**WHAT YOU SHOULD DO**
Scan each line of the records for the word "Capacity" and extract the ones that have it.

**LISTED RECORDS**
========================================================================
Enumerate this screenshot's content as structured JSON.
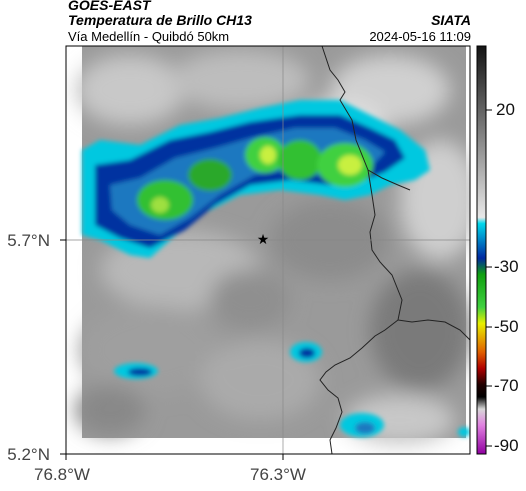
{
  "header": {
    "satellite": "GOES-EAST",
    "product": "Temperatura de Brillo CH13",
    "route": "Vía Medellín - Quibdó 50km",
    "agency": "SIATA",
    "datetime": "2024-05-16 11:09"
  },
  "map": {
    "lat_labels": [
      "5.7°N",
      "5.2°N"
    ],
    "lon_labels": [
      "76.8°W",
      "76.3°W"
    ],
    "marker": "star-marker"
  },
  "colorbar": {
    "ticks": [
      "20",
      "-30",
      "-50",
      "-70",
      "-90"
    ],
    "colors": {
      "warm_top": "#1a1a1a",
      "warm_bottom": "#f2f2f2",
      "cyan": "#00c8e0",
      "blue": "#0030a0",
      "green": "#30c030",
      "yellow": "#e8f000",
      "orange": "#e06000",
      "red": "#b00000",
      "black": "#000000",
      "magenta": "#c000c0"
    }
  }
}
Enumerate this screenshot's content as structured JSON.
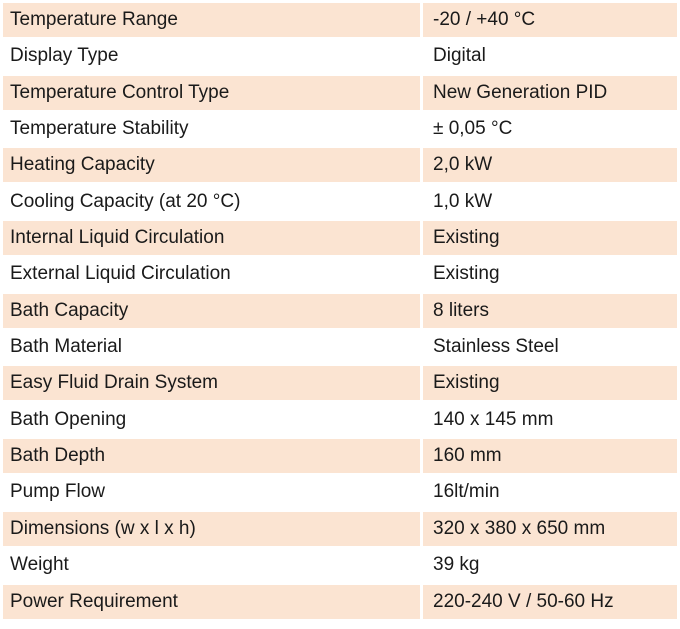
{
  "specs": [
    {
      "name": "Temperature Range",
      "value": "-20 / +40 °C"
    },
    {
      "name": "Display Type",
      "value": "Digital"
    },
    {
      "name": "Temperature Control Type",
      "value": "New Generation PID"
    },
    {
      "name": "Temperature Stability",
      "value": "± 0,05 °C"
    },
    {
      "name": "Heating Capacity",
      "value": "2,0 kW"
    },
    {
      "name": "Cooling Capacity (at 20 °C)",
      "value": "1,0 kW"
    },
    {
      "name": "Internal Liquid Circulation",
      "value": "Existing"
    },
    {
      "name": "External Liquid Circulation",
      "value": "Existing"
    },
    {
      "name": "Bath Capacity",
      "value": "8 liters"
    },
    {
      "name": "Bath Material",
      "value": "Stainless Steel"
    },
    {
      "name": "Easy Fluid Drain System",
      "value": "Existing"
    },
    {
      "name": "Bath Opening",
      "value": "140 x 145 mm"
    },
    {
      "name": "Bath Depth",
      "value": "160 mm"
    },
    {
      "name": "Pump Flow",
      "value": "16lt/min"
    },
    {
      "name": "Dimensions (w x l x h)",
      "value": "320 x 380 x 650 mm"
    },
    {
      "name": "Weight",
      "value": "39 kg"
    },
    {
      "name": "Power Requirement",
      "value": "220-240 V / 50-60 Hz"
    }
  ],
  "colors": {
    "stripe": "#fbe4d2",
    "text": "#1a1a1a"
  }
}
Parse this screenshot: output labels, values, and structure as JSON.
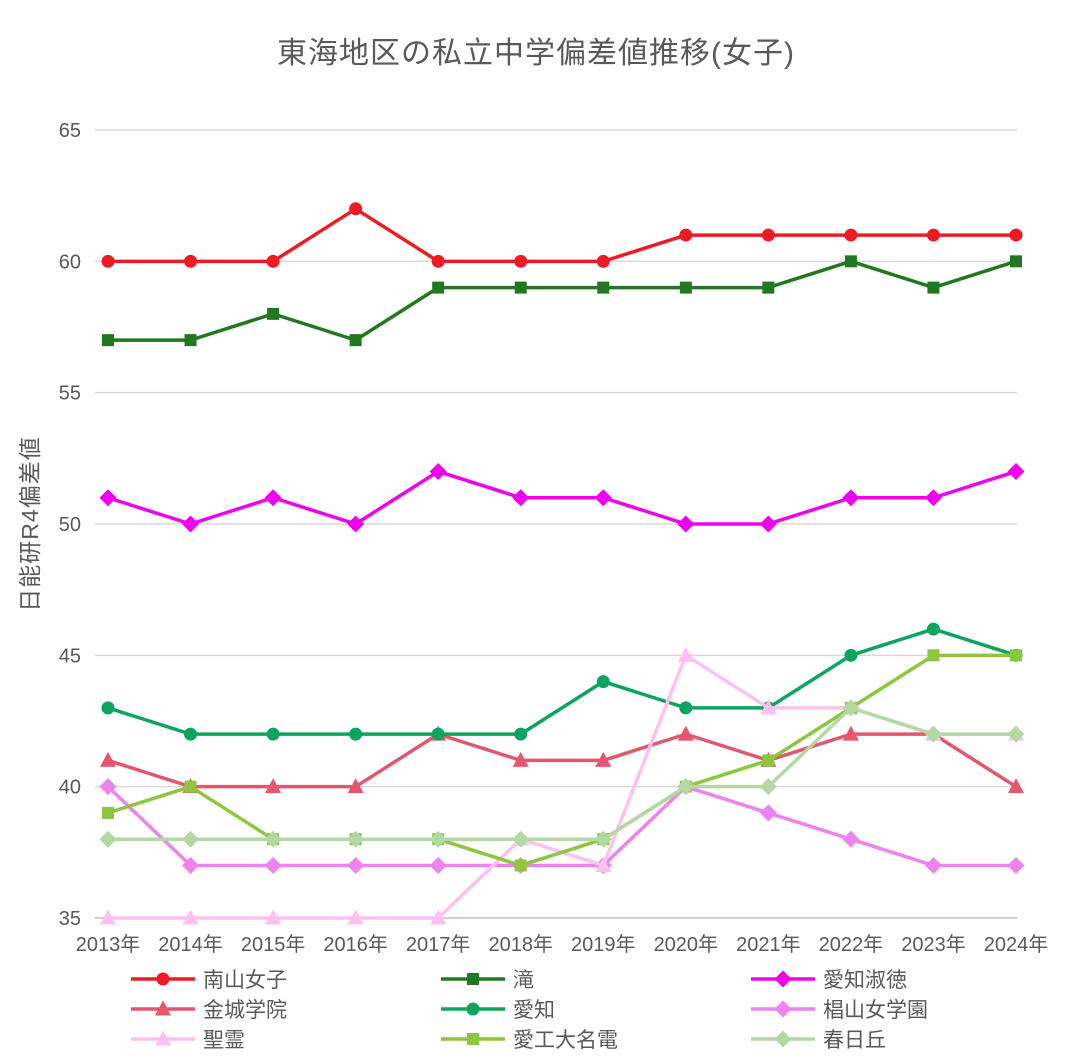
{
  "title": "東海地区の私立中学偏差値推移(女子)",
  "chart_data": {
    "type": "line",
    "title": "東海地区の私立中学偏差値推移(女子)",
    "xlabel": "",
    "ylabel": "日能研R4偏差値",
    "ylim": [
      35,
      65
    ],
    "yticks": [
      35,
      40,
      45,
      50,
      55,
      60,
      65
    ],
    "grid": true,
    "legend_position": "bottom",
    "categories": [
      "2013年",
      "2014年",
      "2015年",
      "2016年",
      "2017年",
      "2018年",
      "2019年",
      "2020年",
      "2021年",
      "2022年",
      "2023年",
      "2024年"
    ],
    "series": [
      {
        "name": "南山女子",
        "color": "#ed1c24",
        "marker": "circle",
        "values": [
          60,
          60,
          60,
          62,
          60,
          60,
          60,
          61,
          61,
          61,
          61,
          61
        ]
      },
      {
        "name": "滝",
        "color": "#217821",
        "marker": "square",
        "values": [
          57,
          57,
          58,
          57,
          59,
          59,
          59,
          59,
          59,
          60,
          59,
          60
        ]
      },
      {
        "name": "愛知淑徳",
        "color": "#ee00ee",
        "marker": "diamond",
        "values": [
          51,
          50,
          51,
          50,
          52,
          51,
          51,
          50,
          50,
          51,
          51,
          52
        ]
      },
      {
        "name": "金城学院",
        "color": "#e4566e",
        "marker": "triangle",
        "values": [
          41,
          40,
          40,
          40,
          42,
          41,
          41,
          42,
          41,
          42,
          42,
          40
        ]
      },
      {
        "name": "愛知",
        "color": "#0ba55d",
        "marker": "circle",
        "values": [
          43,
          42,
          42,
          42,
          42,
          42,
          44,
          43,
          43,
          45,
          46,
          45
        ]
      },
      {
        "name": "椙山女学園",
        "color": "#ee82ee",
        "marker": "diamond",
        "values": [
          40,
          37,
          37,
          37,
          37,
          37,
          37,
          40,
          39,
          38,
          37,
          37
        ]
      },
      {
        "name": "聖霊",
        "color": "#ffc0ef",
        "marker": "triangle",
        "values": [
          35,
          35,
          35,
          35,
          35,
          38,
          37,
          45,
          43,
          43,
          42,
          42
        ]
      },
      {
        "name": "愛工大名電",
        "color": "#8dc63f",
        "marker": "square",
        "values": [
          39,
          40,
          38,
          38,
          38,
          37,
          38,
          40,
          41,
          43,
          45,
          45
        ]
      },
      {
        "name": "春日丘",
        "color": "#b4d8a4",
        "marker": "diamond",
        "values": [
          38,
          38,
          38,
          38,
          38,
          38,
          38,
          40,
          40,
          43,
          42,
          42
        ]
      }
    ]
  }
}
========================================================================
**WORKED ANSWER**
      "name": "Heating Capacity",
      "name": "Cooling Capacity (at 20 °C)",
      "name": "Bath Capacity",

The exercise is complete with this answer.